Task goal
From the entries below, tally how many lines contain "anatomoclínico" and report only that figure.
#### Material for the task ####
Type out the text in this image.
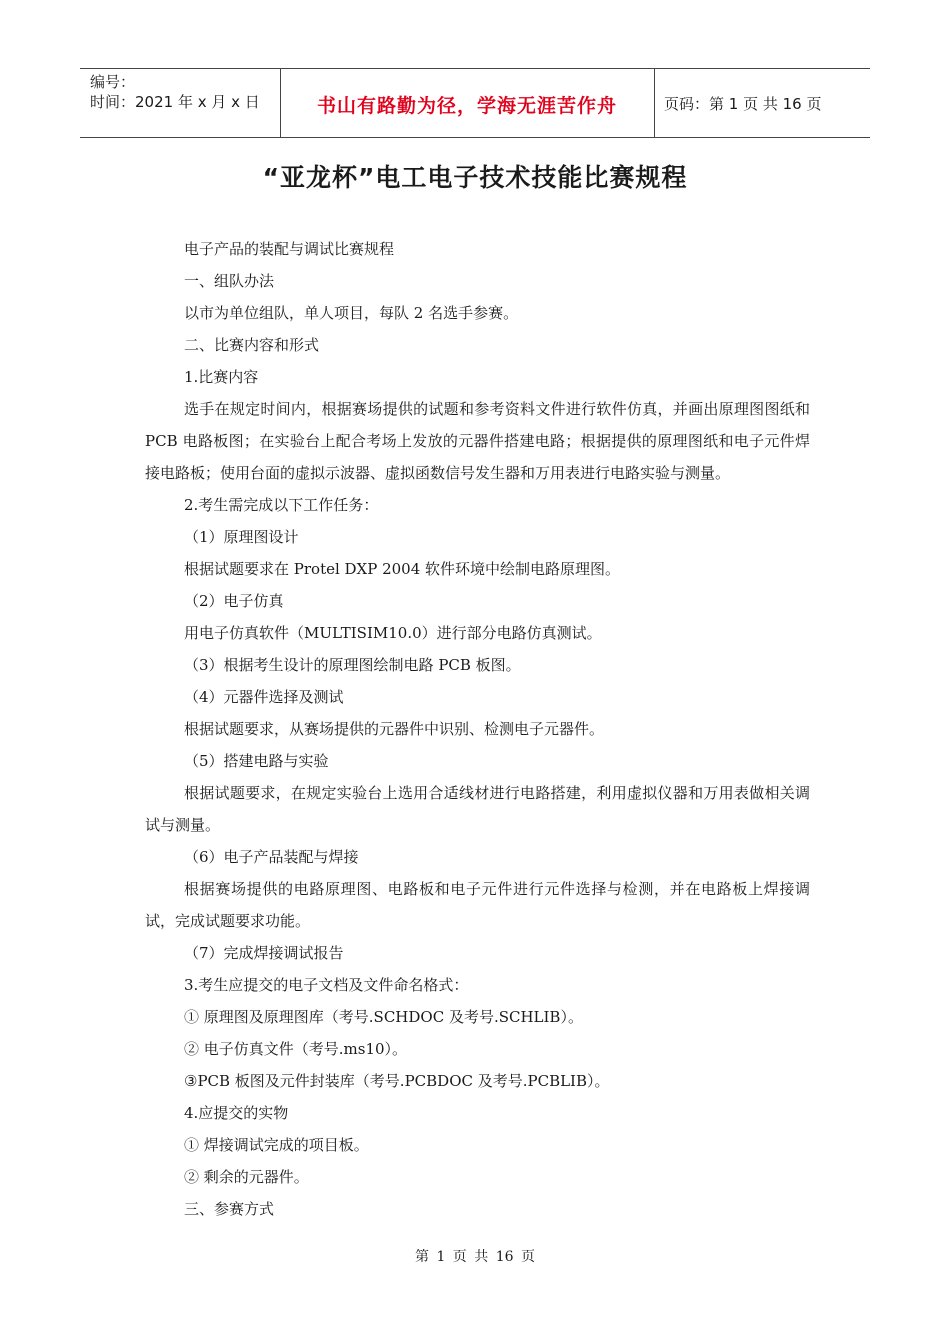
编号：
时间：2021 年 x 月 x 日	书山有路勤为径，学海无涯苦作舟	页码：第 1 页 共 16 页
“亚龙杯”电工电子技术技能比赛规程

电子产品的装配与调试比赛规程

一、组队办法

以市为单位组队，单人项目，每队 2 名选手参赛。

二、比赛内容和形式

1.比赛内容

选手在规定时间内，根据赛场提供的试题和参考资料文件进行软件仿真，并画出原理图图纸和 PCB 电路板图；在实验台上配合考场上发放的元器件搭建电路；根据提供的原理图纸和电子元件焊接电路板；使用台面的虚拟示波器、虚拟函数信号发生器和万用表进行电路实验与测量。

2.考生需完成以下工作任务：

（1）原理图设计

根据试题要求在 Protel DXP 2004 软件环境中绘制电路原理图。

（2）电子仿真

用电子仿真软件（MULTISIM10.0）进行部分电路仿真测试。

（3）根据考生设计的原理图绘制电路 PCB 板图。

（4）元器件选择及测试

根据试题要求，从赛场提供的元器件中识别、检测电子元器件。

（5）搭建电路与实验

根据试题要求，在规定实验台上选用合适线材进行电路搭建，利用虚拟仪器和万用表做相关调试与测量。

（6）电子产品装配与焊接

根据赛场提供的电路原理图、电路板和电子元件进行元件选择与检测，并在电路板上焊接调试，完成试题要求功能。

（7）完成焊接调试报告

3.考生应提交的电子文档及文件命名格式：

① 原理图及原理图库（考号.SCHDOC 及考号.SCHLIB）。

② 电子仿真文件（考号.ms10）。

③PCB 板图及元件封装库（考号.PCBDOC 及考号.PCBLIB）。

4.应提交的实物

① 焊接调试完成的项目板。

② 剩余的元器件。

三、参赛方式

第 1 页 共 16 页
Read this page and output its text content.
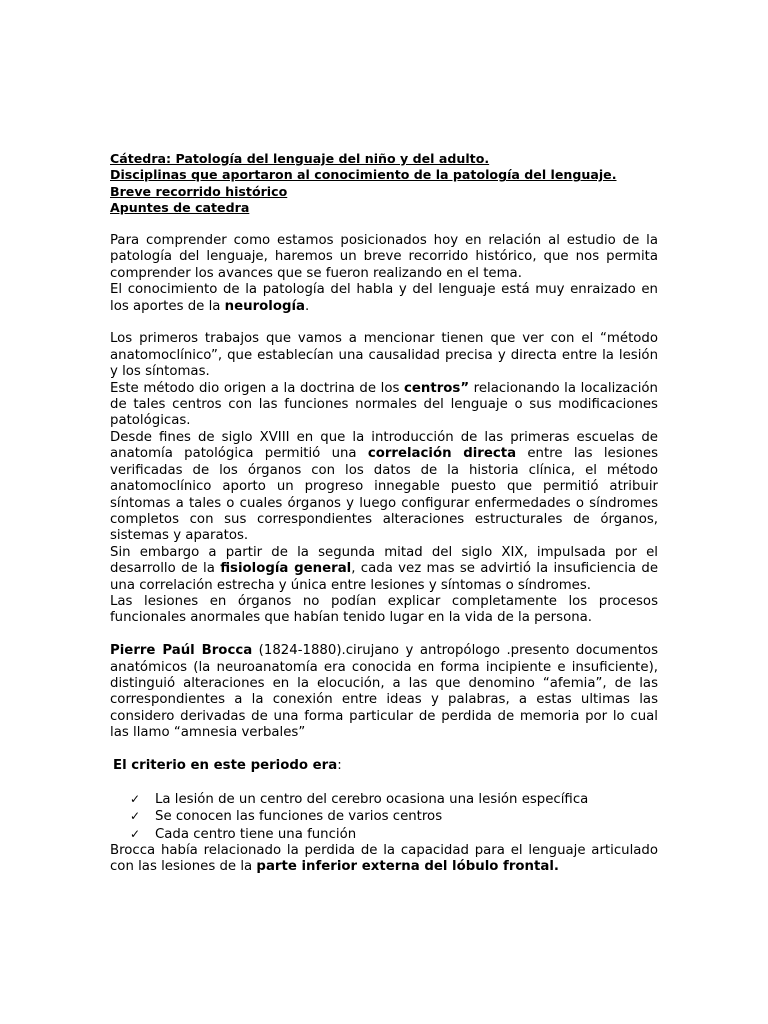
Cátedra: Patología del lenguaje del niño y del adulto.
Disciplinas que aportaron al conocimiento de la patología del lenguaje.
Breve recorrido histórico
Apuntes de catedra

Para comprender como estamos posicionados hoy en relación al estudio de la patología del lenguaje, haremos un breve recorrido histórico, que nos permita comprender los avances que se fueron realizando en el tema.

El conocimiento de la patología del habla y del lenguaje está muy enraizado en los aportes de la neurología.

Los primeros trabajos que vamos a mencionar tienen que ver con el “método anatomoclínico”, que establecían una causalidad precisa y directa entre la lesión y los síntomas.

Este método dio origen a la doctrina de los centros” relacionando la localización de tales centros con las funciones normales del lenguaje o sus modificaciones patológicas.

Desde fines de siglo XVIII en que la introducción de las primeras escuelas de anatomía patológica permitió una correlación directa entre las lesiones verificadas de los órganos con los datos de la historia clínica, el método anatomoclínico aporto un progreso innegable puesto que permitió atribuir síntomas a tales o cuales órganos y luego configurar enfermedades o síndromes completos con sus correspondientes alteraciones estructurales de órganos, sistemas y aparatos.

Sin embargo a partir de la segunda mitad del siglo XIX, impulsada por el desarrollo de la fisiología general, cada vez mas se advirtió la insuficiencia de una correlación estrecha y única entre lesiones y síntomas o síndromes.

Las lesiones en órganos no podían explicar completamente los procesos funcionales anormales que habían tenido lugar en la vida de la persona.

Pierre Paúl Brocca (1824-1880).cirujano y antropólogo .presento documentos anatómicos (la neuroanatomía era conocida en forma incipiente e insuficiente), distinguió alteraciones en la elocución, a las que denomino “afemia”, de las correspondientes a la conexión entre ideas y palabras, a estas ultimas las considero derivadas de una forma particular de perdida de memoria por lo cual las llamo “amnesia verbales”

El criterio en este periodo era:

✓	La lesión de un centro del cerebro ocasiona una lesión específica
✓	Se conocen las funciones de varios centros
✓	Cada centro tiene una función

Brocca había relacionado la perdida de la capacidad para el lenguaje articulado con las lesiones de la parte inferior externa del lóbulo frontal.
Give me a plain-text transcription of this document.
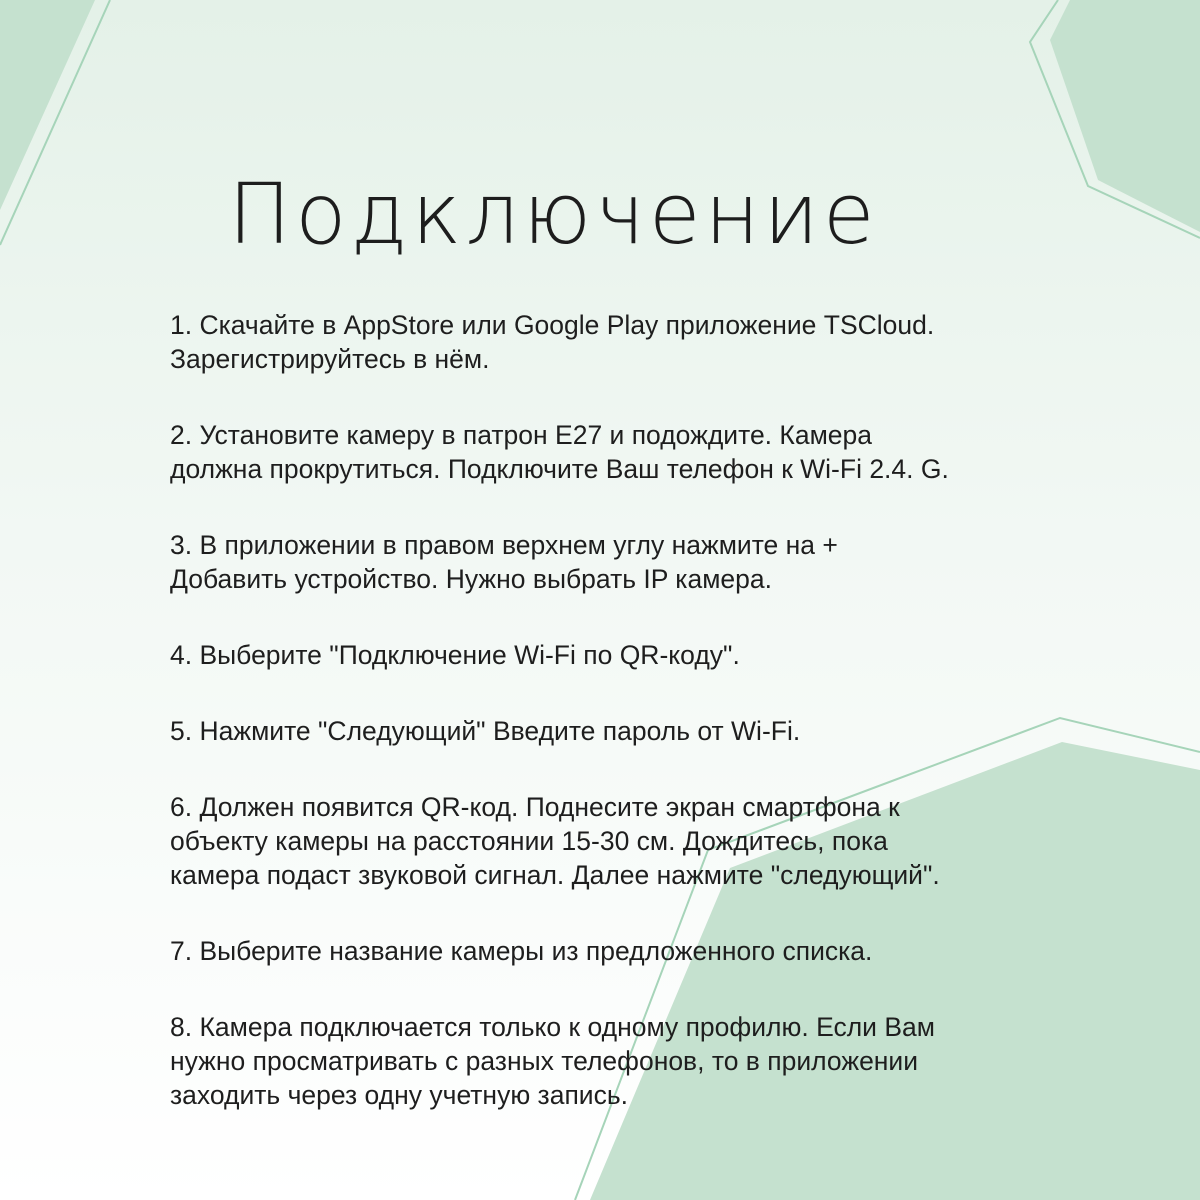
Подключение

1. Скачайте в AppStore или Google Play приложение TSCloud.
Зарегистрируйтесь в нём.

2. Установите камеру в патрон E27 и подождите. Камера
должна прокрутиться. Подключите Ваш телефон к Wi-Fi 2.4. G.

3. В приложении в правом верхнем углу нажмите на +
Добавить устройство. Нужно выбрать IP камера.

4. Выберите "Подключение Wi-Fi по QR-коду".

5. Нажмите "Следующий" Введите пароль от Wi-Fi.

6. Должен появится QR-код. Поднесите экран смартфона к
объекту камеры на расстоянии 15-30 см. Дождитесь, пока
камера подаст звуковой сигнал. Далее нажмите "следующий".

7. Выберите название камеры из предложенного списка.

8. Камера подключается только к одному профилю. Если Вам
нужно просматривать с разных телефонов, то в приложении
заходить через одну учетную запись.
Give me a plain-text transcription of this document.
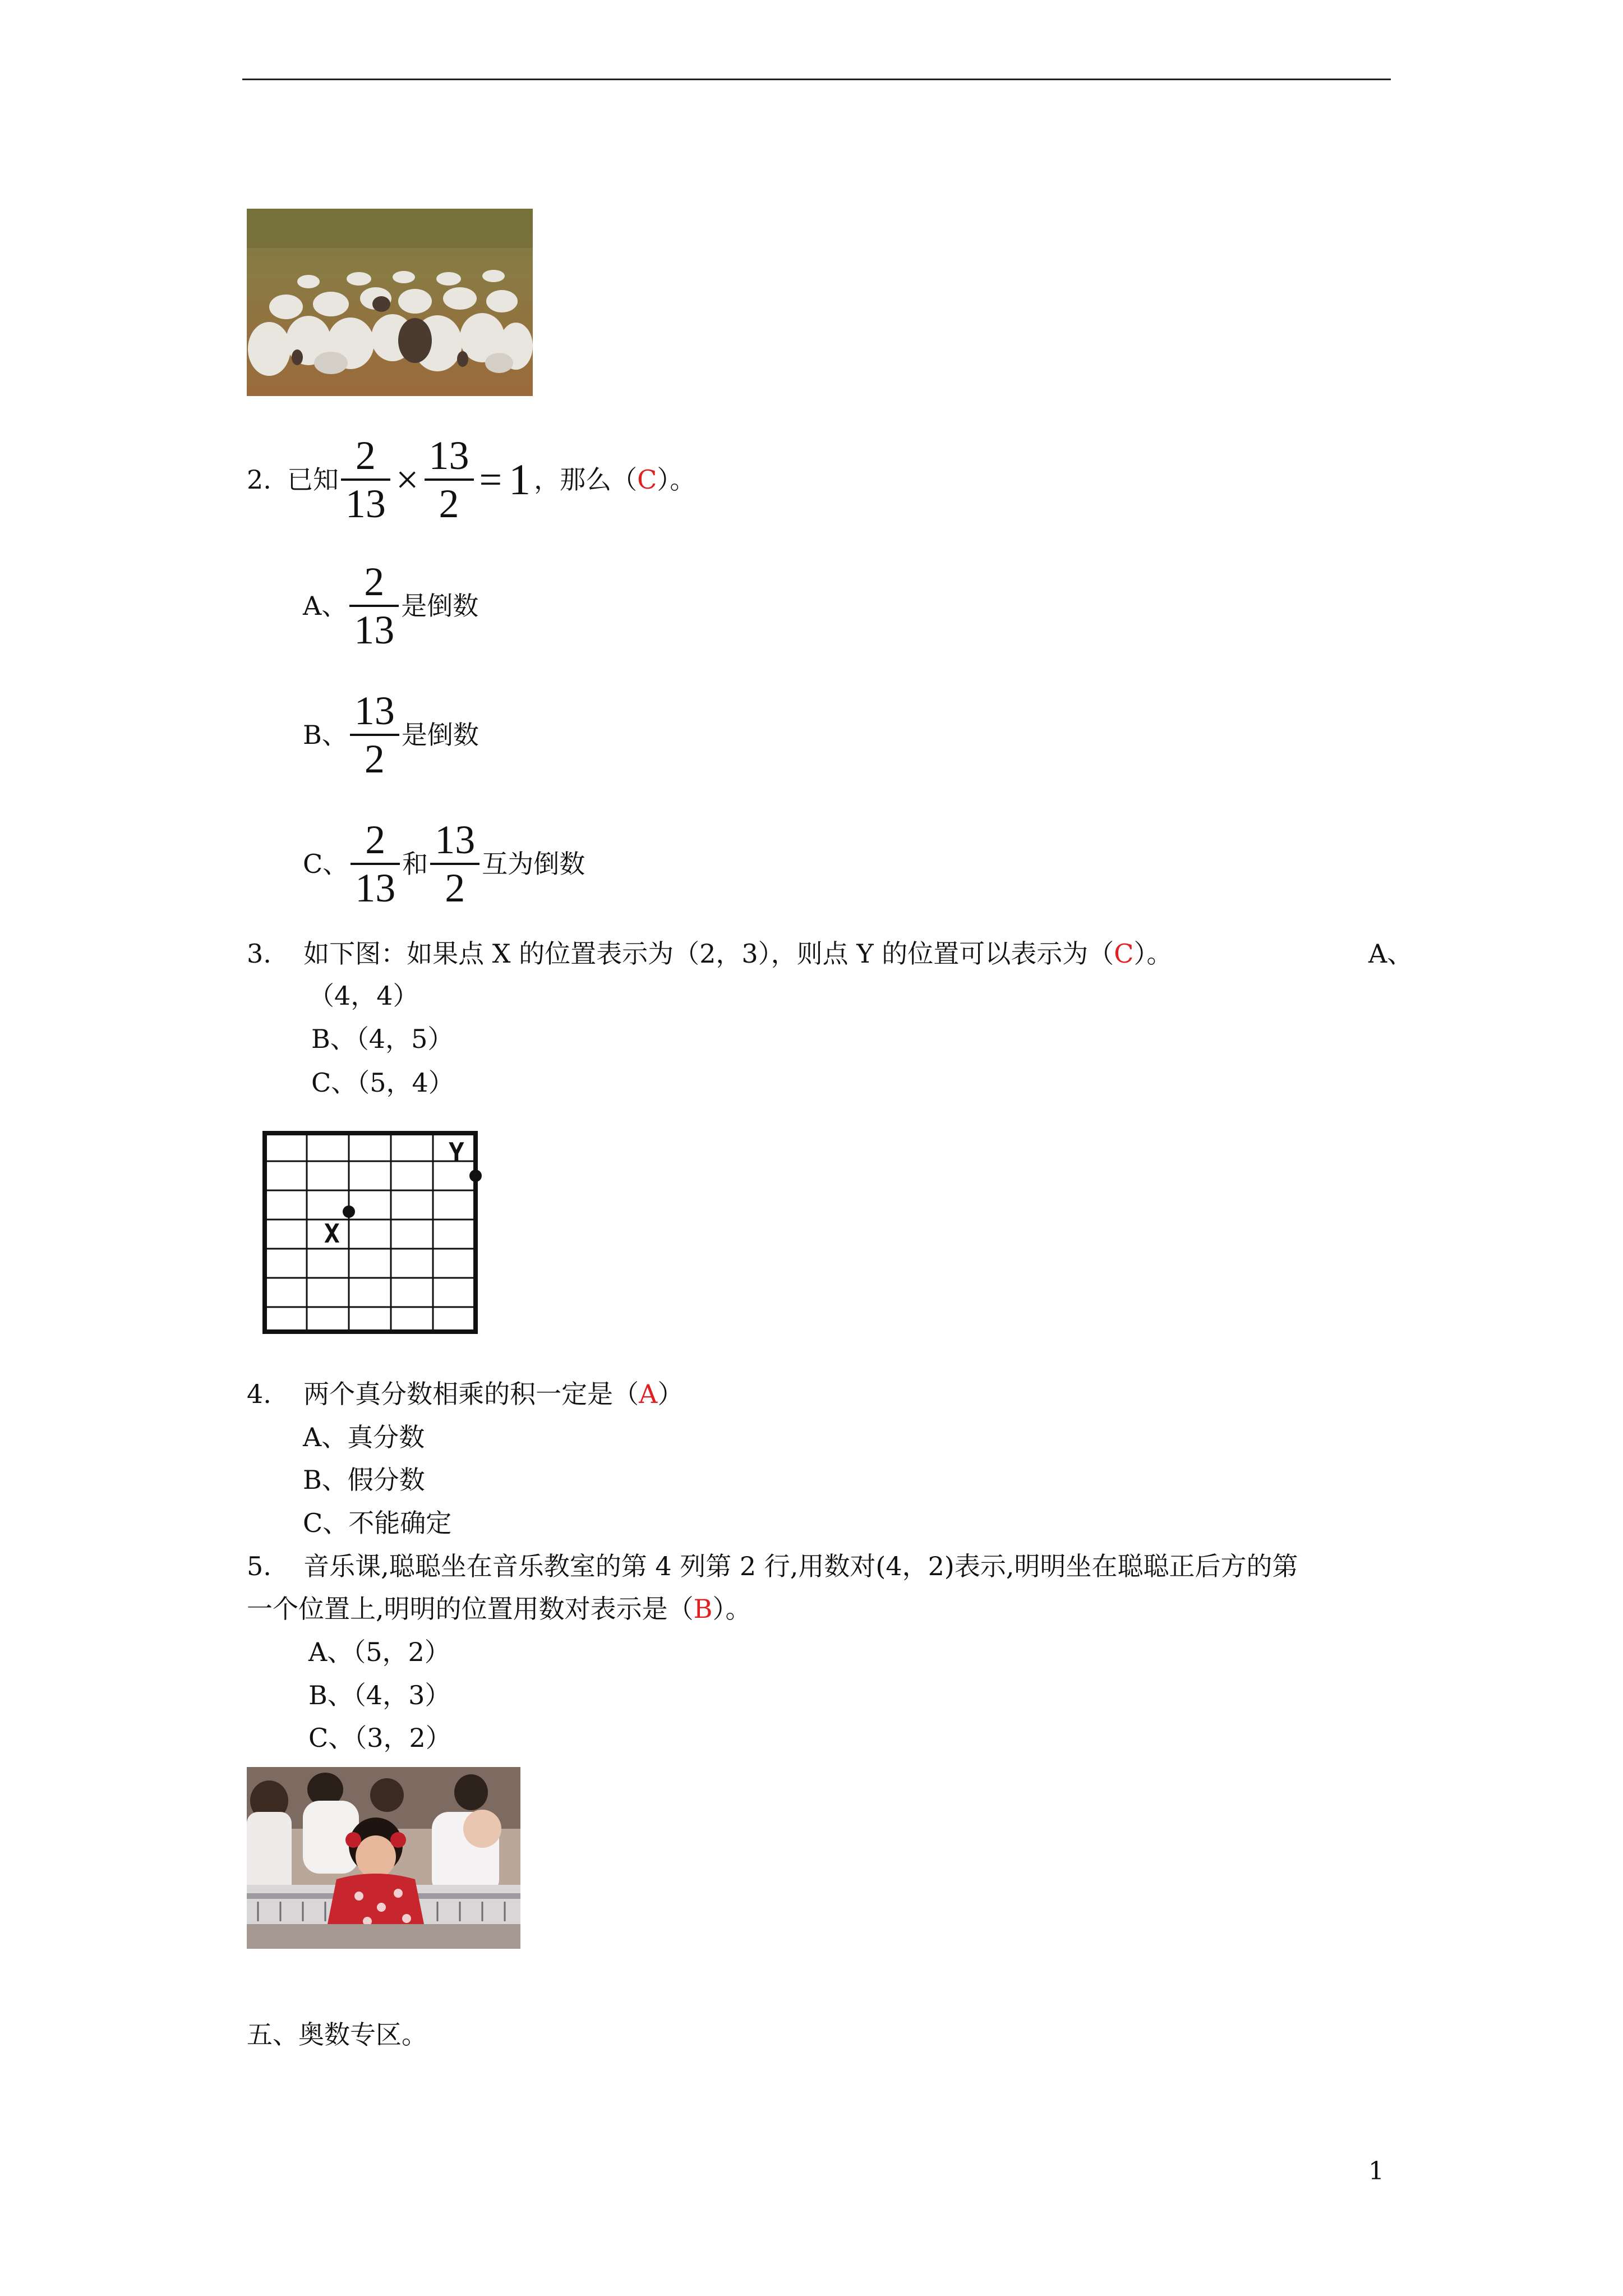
2. 已知 $\frac{2}{13} \times \frac{13}{2} = 1$ ，那么（ C ）。
A、 $\frac{2}{13}$ 是倒数
B、 $\frac{13}{2}$ 是倒数
C、 $\frac{2}{13}$ 和 $\frac{13}{2}$ 互为倒数
3. 如下图：如果点 X 的位置表示为（2，3），则点 Y 的位置可以表示为（C）。	A、
（4，4）
B、（4，5）
C、（5，4）
X
Y
4. 两个真分数相乘的积一定是（A）
A、真分数
B、假分数
C、不能确定
5. 音乐课,聪聪坐在音乐教室的第 4 列第 2 行,用数对(4，2)表示,明明坐在聪聪正后方的第
一个位置上,明明的位置用数对表示是（B）。
A、（5，2）
B、（4，3）
C、（3，2）
五、奥数专区。
1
####
Expected answer
2